(SUPPLIED RECORDS)
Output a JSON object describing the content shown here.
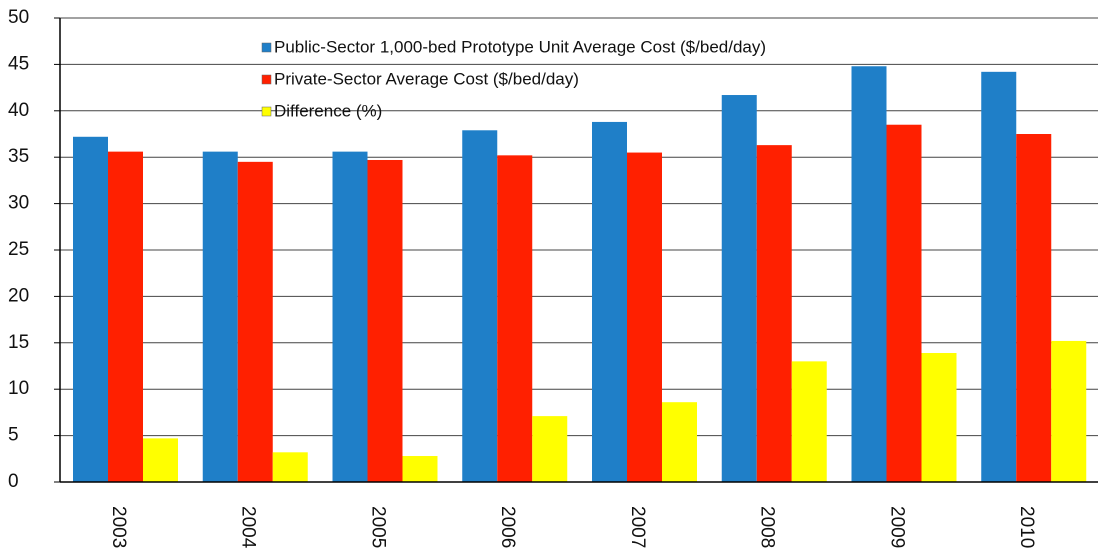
{
  "chart_data": {
    "type": "bar",
    "categories": [
      "2003",
      "2004",
      "2005",
      "2006",
      "2007",
      "2008",
      "2009",
      "2010"
    ],
    "series": [
      {
        "name": "Public-Sector 1,000-bed Prototype Unit Average Cost ($/bed/day)",
        "color": "#1f7fc8",
        "values": [
          37.2,
          35.6,
          35.6,
          37.9,
          38.8,
          41.7,
          44.8,
          44.2
        ]
      },
      {
        "name": "Private-Sector Average Cost ($/bed/day)",
        "color": "#ff2000",
        "values": [
          35.6,
          34.5,
          34.7,
          35.2,
          35.5,
          36.3,
          38.5,
          37.5
        ]
      },
      {
        "name": "Difference (%)",
        "color": "#ffff00",
        "values": [
          4.7,
          3.2,
          2.8,
          7.1,
          8.6,
          13.0,
          13.9,
          15.2
        ]
      }
    ],
    "ylim": [
      0,
      50
    ],
    "yticks": [
      0,
      5,
      10,
      15,
      20,
      25,
      30,
      35,
      40,
      45,
      50
    ],
    "grid": true,
    "legend": "top"
  }
}
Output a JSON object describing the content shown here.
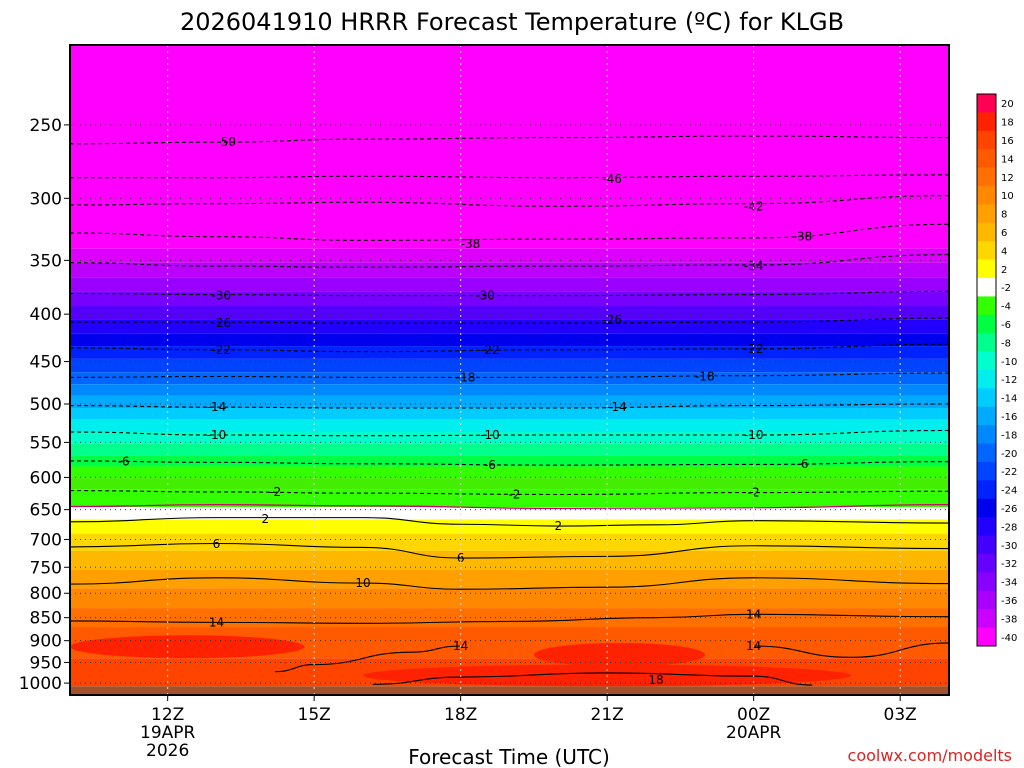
{
  "chart_data": {
    "type": "contour",
    "title": "2026041910 HRRR Forecast Temperature (ºC) for KLGB",
    "xlabel": "Forecast Time (UTC)",
    "ylabel": "",
    "credit": "coolwx.com/modelts",
    "x_ticks": [
      {
        "label": "12Z",
        "sub": [
          "19APR",
          "2026"
        ],
        "hour": 12
      },
      {
        "label": "15Z",
        "sub": [],
        "hour": 15
      },
      {
        "label": "18Z",
        "sub": [],
        "hour": 18
      },
      {
        "label": "21Z",
        "sub": [],
        "hour": 21
      },
      {
        "label": "00Z",
        "sub": [
          "20APR"
        ],
        "hour": 24
      },
      {
        "label": "03Z",
        "sub": [],
        "hour": 27
      }
    ],
    "xlim": [
      10,
      28
    ],
    "y_scale": "log",
    "y_ticks": [
      250,
      300,
      350,
      400,
      450,
      500,
      550,
      600,
      650,
      700,
      750,
      800,
      850,
      900,
      950,
      1000
    ],
    "ylim": [
      1030,
      205
    ],
    "surface_pressure": 1008,
    "colorbar": {
      "labels": [
        "20",
        "18",
        "16",
        "14",
        "12",
        "10",
        "8",
        "6",
        "4",
        "2",
        "-2",
        "-4",
        "-6",
        "-8",
        "-10",
        "-12",
        "-14",
        "-16",
        "-18",
        "-20",
        "-22",
        "-24",
        "-26",
        "-28",
        "-30",
        "-32",
        "-34",
        "-36",
        "-38",
        "-40"
      ],
      "colors": [
        "#ff0055",
        "#ff2200",
        "#ff4400",
        "#ff5a00",
        "#ff7000",
        "#ff8800",
        "#ff9f00",
        "#ffb800",
        "#ffd700",
        "#ffff00",
        "#ffffff",
        "#33ff00",
        "#00ff44",
        "#00ff8c",
        "#00ffcc",
        "#00eeee",
        "#00ccff",
        "#00aaff",
        "#0088ff",
        "#0066ff",
        "#0044ff",
        "#0022ff",
        "#0000ee",
        "#2200ff",
        "#4400ff",
        "#6600ff",
        "#8800ff",
        "#aa00ff",
        "#cc00ff",
        "#ff00ff"
      ]
    },
    "bands": [
      {
        "from": 205,
        "to": 340,
        "color": "#ff00ff"
      },
      {
        "from": 340,
        "to": 352,
        "color": "#dd00ff"
      },
      {
        "from": 352,
        "to": 365,
        "color": "#bb00ff"
      },
      {
        "from": 365,
        "to": 378,
        "color": "#9900ff"
      },
      {
        "from": 378,
        "to": 392,
        "color": "#7700ff"
      },
      {
        "from": 392,
        "to": 405,
        "color": "#5500ff"
      },
      {
        "from": 405,
        "to": 420,
        "color": "#2200ff"
      },
      {
        "from": 420,
        "to": 433,
        "color": "#0000ee"
      },
      {
        "from": 433,
        "to": 447,
        "color": "#0022ff"
      },
      {
        "from": 447,
        "to": 462,
        "color": "#0044ff"
      },
      {
        "from": 462,
        "to": 476,
        "color": "#0066ff"
      },
      {
        "from": 476,
        "to": 490,
        "color": "#0088ff"
      },
      {
        "from": 490,
        "to": 505,
        "color": "#00aaff"
      },
      {
        "from": 505,
        "to": 520,
        "color": "#00ccff"
      },
      {
        "from": 520,
        "to": 536,
        "color": "#00eeee"
      },
      {
        "from": 536,
        "to": 552,
        "color": "#00ffcc"
      },
      {
        "from": 552,
        "to": 568,
        "color": "#00ff8c"
      },
      {
        "from": 568,
        "to": 584,
        "color": "#00ff44"
      },
      {
        "from": 584,
        "to": 601,
        "color": "#33ff00"
      },
      {
        "from": 601,
        "to": 618,
        "color": "#44ee00"
      },
      {
        "from": 618,
        "to": 646,
        "color": "#33ff00"
      },
      {
        "from": 646,
        "to": 666,
        "color": "#ffffff"
      },
      {
        "from": 666,
        "to": 690,
        "color": "#ffff00"
      },
      {
        "from": 690,
        "to": 720,
        "color": "#ffd700"
      },
      {
        "from": 720,
        "to": 755,
        "color": "#ffb800"
      },
      {
        "from": 755,
        "to": 790,
        "color": "#ff9f00"
      },
      {
        "from": 790,
        "to": 830,
        "color": "#ff8800"
      },
      {
        "from": 830,
        "to": 870,
        "color": "#ff7000"
      },
      {
        "from": 870,
        "to": 940,
        "color": "#ff5a00"
      },
      {
        "from": 940,
        "to": 1008,
        "color": "#ff4400"
      }
    ],
    "hot_patches": [
      {
        "x0": 10,
        "x1": 14.8,
        "p0": 888,
        "p1": 940,
        "color": "#ff2200"
      },
      {
        "x0": 16,
        "x1": 26,
        "p0": 955,
        "p1": 1008,
        "color": "#ff2200"
      },
      {
        "x0": 19.5,
        "x1": 23,
        "p0": 905,
        "p1": 960,
        "color": "#ff2200"
      }
    ],
    "contours": [
      {
        "value": -50,
        "dashed": true,
        "points": [
          [
            10,
            262
          ],
          [
            13,
            261
          ],
          [
            16,
            259
          ],
          [
            20,
            258
          ],
          [
            24,
            257
          ],
          [
            28,
            258
          ]
        ],
        "labels": [
          [
            13.2,
            261
          ]
        ]
      },
      {
        "value": -46,
        "dashed": true,
        "points": [
          [
            10,
            285
          ],
          [
            13,
            285
          ],
          [
            16,
            284
          ],
          [
            20,
            285
          ],
          [
            24,
            284
          ],
          [
            28,
            283
          ]
        ],
        "labels": [
          [
            21.1,
            286
          ]
        ]
      },
      {
        "value": -42,
        "dashed": true,
        "points": [
          [
            10,
            305
          ],
          [
            13,
            304
          ],
          [
            16,
            303
          ],
          [
            20,
            306
          ],
          [
            24,
            304
          ],
          [
            28,
            298
          ]
        ],
        "labels": [
          [
            24,
            306
          ]
        ]
      },
      {
        "value": -38,
        "dashed": true,
        "points": [
          [
            10,
            327
          ],
          [
            13,
            330
          ],
          [
            16,
            333
          ],
          [
            20,
            332
          ],
          [
            24,
            331
          ],
          [
            28,
            320
          ]
        ],
        "labels": [
          [
            18.2,
            336
          ],
          [
            25,
            330
          ]
        ]
      },
      {
        "value": -34,
        "dashed": true,
        "points": [
          [
            10,
            352
          ],
          [
            13,
            355
          ],
          [
            16,
            356
          ],
          [
            20,
            355
          ],
          [
            24,
            354
          ],
          [
            28,
            345
          ]
        ],
        "labels": [
          [
            24,
            355
          ]
        ]
      },
      {
        "value": -30,
        "dashed": true,
        "points": [
          [
            10,
            380
          ],
          [
            13,
            381
          ],
          [
            16,
            382
          ],
          [
            20,
            382
          ],
          [
            24,
            381
          ],
          [
            28,
            378
          ]
        ],
        "labels": [
          [
            13.1,
            382
          ],
          [
            18.5,
            382
          ]
        ]
      },
      {
        "value": -26,
        "dashed": true,
        "points": [
          [
            10,
            408
          ],
          [
            13,
            408
          ],
          [
            16,
            409
          ],
          [
            20,
            409
          ],
          [
            24,
            408
          ],
          [
            28,
            404
          ]
        ],
        "labels": [
          [
            13.1,
            409
          ],
          [
            21.1,
            406
          ]
        ]
      },
      {
        "value": -22,
        "dashed": true,
        "points": [
          [
            10,
            435
          ],
          [
            13,
            437
          ],
          [
            16,
            439
          ],
          [
            20,
            437
          ],
          [
            24,
            436
          ],
          [
            28,
            431
          ]
        ],
        "labels": [
          [
            13.1,
            437
          ],
          [
            18.6,
            437
          ],
          [
            24,
            436
          ]
        ]
      },
      {
        "value": -18,
        "dashed": true,
        "points": [
          [
            10,
            468
          ],
          [
            13,
            467
          ],
          [
            16,
            468
          ],
          [
            20,
            468
          ],
          [
            24,
            466
          ],
          [
            28,
            463
          ]
        ],
        "labels": [
          [
            18.1,
            468
          ],
          [
            23,
            467
          ]
        ]
      },
      {
        "value": -14,
        "dashed": true,
        "points": [
          [
            10,
            502
          ],
          [
            13,
            504
          ],
          [
            16,
            505
          ],
          [
            20,
            505
          ],
          [
            24,
            502
          ],
          [
            28,
            500
          ]
        ],
        "labels": [
          [
            13,
            504
          ],
          [
            21.2,
            504
          ]
        ]
      },
      {
        "value": -10,
        "dashed": true,
        "points": [
          [
            10,
            536
          ],
          [
            13,
            540
          ],
          [
            16,
            541
          ],
          [
            20,
            540
          ],
          [
            24,
            540
          ],
          [
            28,
            534
          ]
        ],
        "labels": [
          [
            13,
            540
          ],
          [
            18.6,
            540
          ],
          [
            24,
            540
          ]
        ]
      },
      {
        "value": -6,
        "dashed": true,
        "points": [
          [
            10,
            576
          ],
          [
            13,
            578
          ],
          [
            16,
            580
          ],
          [
            20,
            582
          ],
          [
            24,
            581
          ],
          [
            28,
            577
          ]
        ],
        "labels": [
          [
            11.1,
            577
          ],
          [
            18.6,
            582
          ],
          [
            25,
            580
          ]
        ]
      },
      {
        "value": -2,
        "dashed": true,
        "points": [
          [
            10,
            620
          ],
          [
            13,
            622
          ],
          [
            16,
            624
          ],
          [
            20,
            626
          ],
          [
            24,
            623
          ],
          [
            28,
            621
          ]
        ],
        "labels": [
          [
            14.2,
            622
          ],
          [
            19.1,
            626
          ],
          [
            24,
            623
          ]
        ]
      },
      {
        "value": 0,
        "dashed": false,
        "color": "#d0006f",
        "points": [
          [
            10,
            645
          ],
          [
            13,
            642
          ],
          [
            16,
            644
          ],
          [
            20,
            648
          ],
          [
            24,
            647
          ],
          [
            28,
            642
          ]
        ],
        "labels": []
      },
      {
        "value": 2,
        "dashed": false,
        "points": [
          [
            10,
            670
          ],
          [
            13,
            663
          ],
          [
            16,
            663
          ],
          [
            18,
            674
          ],
          [
            20,
            677
          ],
          [
            22,
            675
          ],
          [
            24,
            668
          ],
          [
            28,
            672
          ]
        ],
        "labels": [
          [
            14,
            665
          ],
          [
            20,
            677
          ]
        ]
      },
      {
        "value": 6,
        "dashed": false,
        "points": [
          [
            10,
            713
          ],
          [
            13,
            707
          ],
          [
            16,
            714
          ],
          [
            18,
            733
          ],
          [
            21,
            730
          ],
          [
            24,
            711
          ],
          [
            28,
            716
          ]
        ],
        "labels": [
          [
            13,
            708
          ],
          [
            18,
            733
          ]
        ]
      },
      {
        "value": 10,
        "dashed": false,
        "points": [
          [
            10,
            782
          ],
          [
            13,
            770
          ],
          [
            16,
            780
          ],
          [
            18,
            792
          ],
          [
            21,
            788
          ],
          [
            24,
            770
          ],
          [
            28,
            781
          ]
        ],
        "labels": [
          [
            16,
            780
          ]
        ]
      },
      {
        "value": 14,
        "dashed": false,
        "points": [
          [
            10,
            857
          ],
          [
            13,
            860
          ],
          [
            16,
            862
          ],
          [
            19,
            858
          ],
          [
            22,
            850
          ],
          [
            24,
            843
          ],
          [
            28,
            848
          ]
        ],
        "labels": [
          [
            13,
            860
          ],
          [
            24,
            843
          ]
        ]
      },
      {
        "value": 14,
        "dashed": false,
        "points": [
          [
            14.2,
            972
          ],
          [
            15,
            955
          ],
          [
            17,
            926
          ],
          [
            18,
            912
          ]
        ],
        "labels": [
          [
            18,
            912
          ]
        ]
      },
      {
        "value": 14,
        "dashed": false,
        "points": [
          [
            24,
            912
          ],
          [
            26,
            938
          ],
          [
            28,
            905
          ]
        ],
        "labels": [
          [
            24,
            912
          ]
        ]
      },
      {
        "value": 18,
        "dashed": false,
        "points": [
          [
            16.2,
            1003
          ],
          [
            18,
            985
          ],
          [
            21,
            975
          ],
          [
            24,
            983
          ],
          [
            25.2,
            1005
          ]
        ],
        "labels": [
          [
            22,
            992
          ]
        ]
      }
    ]
  }
}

(WHAT YOU ARE ASKED TO DO)
Count all lines of the data that include "Cost". The answer is the number alone.

(EXPECTED OUTPUT)
2